▶ OBJECTIVE:
Below are the records; copy each line in them that holds the word "this".

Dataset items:
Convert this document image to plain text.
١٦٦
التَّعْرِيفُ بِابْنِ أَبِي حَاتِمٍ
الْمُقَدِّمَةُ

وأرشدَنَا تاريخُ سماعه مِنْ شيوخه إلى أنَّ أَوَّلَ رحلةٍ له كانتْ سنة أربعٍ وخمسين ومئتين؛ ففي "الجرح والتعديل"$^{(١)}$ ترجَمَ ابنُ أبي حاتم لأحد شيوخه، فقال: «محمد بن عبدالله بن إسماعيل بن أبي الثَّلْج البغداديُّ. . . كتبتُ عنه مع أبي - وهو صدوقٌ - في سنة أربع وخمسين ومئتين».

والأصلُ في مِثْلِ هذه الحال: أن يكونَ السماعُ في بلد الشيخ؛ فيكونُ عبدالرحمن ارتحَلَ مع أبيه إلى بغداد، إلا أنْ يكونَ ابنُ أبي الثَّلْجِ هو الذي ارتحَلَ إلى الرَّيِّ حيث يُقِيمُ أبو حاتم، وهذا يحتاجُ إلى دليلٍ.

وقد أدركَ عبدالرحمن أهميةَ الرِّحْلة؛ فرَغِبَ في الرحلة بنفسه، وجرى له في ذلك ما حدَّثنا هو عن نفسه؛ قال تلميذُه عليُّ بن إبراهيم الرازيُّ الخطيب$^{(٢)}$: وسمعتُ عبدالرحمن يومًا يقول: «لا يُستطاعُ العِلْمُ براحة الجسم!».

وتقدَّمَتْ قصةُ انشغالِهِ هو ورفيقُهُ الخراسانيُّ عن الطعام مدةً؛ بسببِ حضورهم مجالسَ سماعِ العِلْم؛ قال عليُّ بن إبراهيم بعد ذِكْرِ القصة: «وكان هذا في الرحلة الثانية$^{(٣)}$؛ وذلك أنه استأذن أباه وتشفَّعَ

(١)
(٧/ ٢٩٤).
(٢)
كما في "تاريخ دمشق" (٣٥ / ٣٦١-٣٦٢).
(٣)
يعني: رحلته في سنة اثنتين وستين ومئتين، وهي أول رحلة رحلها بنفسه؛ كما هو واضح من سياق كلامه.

...

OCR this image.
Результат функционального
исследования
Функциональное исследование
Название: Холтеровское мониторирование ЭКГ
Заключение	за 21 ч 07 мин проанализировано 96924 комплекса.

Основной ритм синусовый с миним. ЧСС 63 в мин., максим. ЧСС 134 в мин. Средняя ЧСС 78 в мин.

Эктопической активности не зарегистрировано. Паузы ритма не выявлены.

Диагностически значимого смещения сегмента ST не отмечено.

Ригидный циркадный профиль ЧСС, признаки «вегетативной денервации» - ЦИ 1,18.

▶ RIGHT ANSWER:
Convert this document image to plain text.
OCR this image.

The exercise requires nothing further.